[Brief]: Write the data out again exactly, with no pictures.

··· Entries ···

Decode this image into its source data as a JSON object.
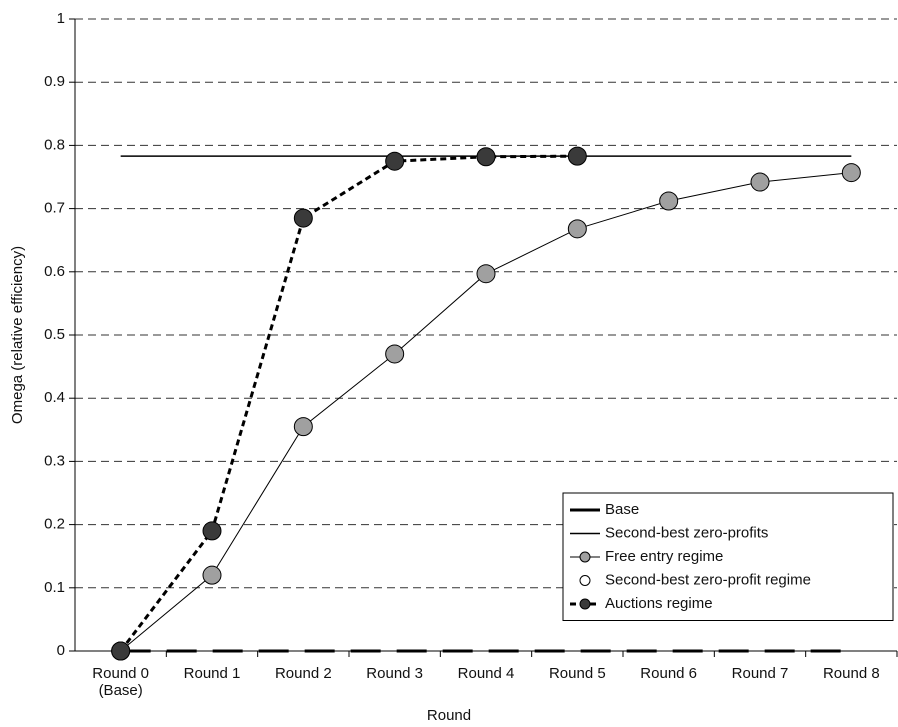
{
  "chart_data": {
    "type": "line",
    "xlabel": "Round",
    "ylabel": "Omega (relative efficiency)",
    "categories": [
      "Round 0\n(Base)",
      "Round 1",
      "Round 2",
      "Round 3",
      "Round 4",
      "Round 5",
      "Round 6",
      "Round 7",
      "Round 8"
    ],
    "ylim": [
      0,
      1
    ],
    "yticks": [
      0,
      0.1,
      0.2,
      0.3,
      0.4,
      0.5,
      0.6,
      0.7,
      0.8,
      0.9,
      1
    ],
    "grid": true,
    "legend": "lower right",
    "series": [
      {
        "name": "Base",
        "color": "#000000",
        "width": 3,
        "dash": "30 16",
        "marker": "none",
        "values": [
          0,
          0,
          0,
          0,
          0,
          0,
          0,
          0,
          0
        ]
      },
      {
        "name": "Second-best zero-profits",
        "color": "#000000",
        "width": 1.5,
        "marker": "none",
        "values": [
          0.783,
          0.783,
          0.783,
          0.783,
          0.783,
          0.783,
          0.783,
          0.783,
          0.783
        ]
      },
      {
        "name": "Free entry regime",
        "color": "#000000",
        "width": 1,
        "marker": "circle",
        "marker_fill": "#a0a0a0",
        "values": [
          0,
          0.12,
          0.355,
          0.47,
          0.597,
          0.668,
          0.712,
          0.742,
          0.757
        ]
      },
      {
        "name": "Second-best zero-profit regime",
        "color": "#000000",
        "width": 0,
        "marker": "circle",
        "marker_fill": "#ffffff",
        "values": [
          null,
          null,
          null,
          null,
          null,
          null,
          null,
          null,
          null
        ]
      },
      {
        "name": "Auctions regime",
        "color": "#000000",
        "width": 3,
        "dash": "6 4",
        "marker": "circle",
        "marker_fill": "#3a3a3a",
        "values": [
          0,
          0.19,
          0.685,
          0.775,
          0.782,
          0.783,
          null,
          null,
          null
        ]
      }
    ]
  }
}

···

[Written response]:
Decode this image into its source data as a JSON object.
{
  "chart_data": {
    "type": "line",
    "xlabel": "Round",
    "ylabel": "Omega (relative efficiency)",
    "categories": [
      "Round 0\n(Base)",
      "Round 1",
      "Round 2",
      "Round 3",
      "Round 4",
      "Round 5",
      "Round 6",
      "Round 7",
      "Round 8"
    ],
    "ylim": [
      0,
      1
    ],
    "yticks": [
      0,
      0.1,
      0.2,
      0.3,
      0.4,
      0.5,
      0.6,
      0.7,
      0.8,
      0.9,
      1
    ],
    "grid": true,
    "legend": "lower right",
    "series": [
      {
        "name": "Base",
        "color": "#000000",
        "width": 3,
        "dash": "30 16",
        "marker": "none",
        "values": [
          0,
          0,
          0,
          0,
          0,
          0,
          0,
          0,
          0
        ]
      },
      {
        "name": "Second-best zero-profits",
        "color": "#000000",
        "width": 1.5,
        "marker": "none",
        "values": [
          0.783,
          0.783,
          0.783,
          0.783,
          0.783,
          0.783,
          0.783,
          0.783,
          0.783
        ]
      },
      {
        "name": "Free entry regime",
        "color": "#000000",
        "width": 1,
        "marker": "circle",
        "marker_fill": "#a0a0a0",
        "values": [
          0,
          0.12,
          0.355,
          0.47,
          0.597,
          0.668,
          0.712,
          0.742,
          0.757
        ]
      },
      {
        "name": "Second-best zero-profit regime",
        "color": "#000000",
        "width": 0,
        "marker": "circle",
        "marker_fill": "#ffffff",
        "values": [
          null,
          null,
          null,
          null,
          null,
          null,
          null,
          null,
          null
        ]
      },
      {
        "name": "Auctions regime",
        "color": "#000000",
        "width": 3,
        "dash": "6 4",
        "marker": "circle",
        "marker_fill": "#3a3a3a",
        "values": [
          0,
          0.19,
          0.685,
          0.775,
          0.782,
          0.783,
          null,
          null,
          null
        ]
      }
    ]
  }
}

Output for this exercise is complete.